Retype the material word for word.
[begin LISTED RECORDS]
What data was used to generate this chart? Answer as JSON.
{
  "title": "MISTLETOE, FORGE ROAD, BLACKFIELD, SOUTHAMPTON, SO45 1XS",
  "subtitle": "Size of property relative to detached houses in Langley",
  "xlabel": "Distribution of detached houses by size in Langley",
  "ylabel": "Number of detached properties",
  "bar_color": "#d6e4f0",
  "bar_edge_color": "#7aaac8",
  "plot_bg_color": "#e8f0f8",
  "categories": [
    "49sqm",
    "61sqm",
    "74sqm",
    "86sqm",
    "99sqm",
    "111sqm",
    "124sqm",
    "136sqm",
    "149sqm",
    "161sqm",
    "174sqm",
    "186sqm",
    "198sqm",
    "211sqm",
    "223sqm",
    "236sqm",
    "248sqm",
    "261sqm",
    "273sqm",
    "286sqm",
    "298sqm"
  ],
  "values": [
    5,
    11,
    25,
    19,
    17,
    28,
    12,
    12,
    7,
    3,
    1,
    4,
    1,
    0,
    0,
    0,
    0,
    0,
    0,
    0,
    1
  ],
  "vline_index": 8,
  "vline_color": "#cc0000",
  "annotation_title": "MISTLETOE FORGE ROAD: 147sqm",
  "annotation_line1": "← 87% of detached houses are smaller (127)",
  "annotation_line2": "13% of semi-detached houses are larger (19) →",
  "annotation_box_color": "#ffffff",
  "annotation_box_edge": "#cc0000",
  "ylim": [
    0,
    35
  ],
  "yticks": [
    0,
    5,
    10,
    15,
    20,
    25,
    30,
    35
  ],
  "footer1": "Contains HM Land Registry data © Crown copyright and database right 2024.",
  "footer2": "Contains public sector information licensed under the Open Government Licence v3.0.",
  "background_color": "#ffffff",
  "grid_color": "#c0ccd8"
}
[end LISTED RECORDS]
#### REPLY
What data was used to generate this chart? Answer as JSON.
{
  "title": "MISTLETOE, FORGE ROAD, BLACKFIELD, SOUTHAMPTON, SO45 1XS",
  "subtitle": "Size of property relative to detached houses in Langley",
  "xlabel": "Distribution of detached houses by size in Langley",
  "ylabel": "Number of detached properties",
  "bar_color": "#d6e4f0",
  "bar_edge_color": "#7aaac8",
  "plot_bg_color": "#e8f0f8",
  "categories": [
    "49sqm",
    "61sqm",
    "74sqm",
    "86sqm",
    "99sqm",
    "111sqm",
    "124sqm",
    "136sqm",
    "149sqm",
    "161sqm",
    "174sqm",
    "186sqm",
    "198sqm",
    "211sqm",
    "223sqm",
    "236sqm",
    "248sqm",
    "261sqm",
    "273sqm",
    "286sqm",
    "298sqm"
  ],
  "values": [
    5,
    11,
    25,
    19,
    17,
    28,
    12,
    12,
    7,
    3,
    1,
    4,
    1,
    0,
    0,
    0,
    0,
    0,
    0,
    0,
    1
  ],
  "vline_index": 8,
  "vline_color": "#cc0000",
  "annotation_title": "MISTLETOE FORGE ROAD: 147sqm",
  "annotation_line1": "← 87% of detached houses are smaller (127)",
  "annotation_line2": "13% of semi-detached houses are larger (19) →",
  "annotation_box_color": "#ffffff",
  "annotation_box_edge": "#cc0000",
  "ylim": [
    0,
    35
  ],
  "yticks": [
    0,
    5,
    10,
    15,
    20,
    25,
    30,
    35
  ],
  "footer1": "Contains HM Land Registry data © Crown copyright and database right 2024.",
  "footer2": "Contains public sector information licensed under the Open Government Licence v3.0.",
  "background_color": "#ffffff",
  "grid_color": "#c0ccd8"
}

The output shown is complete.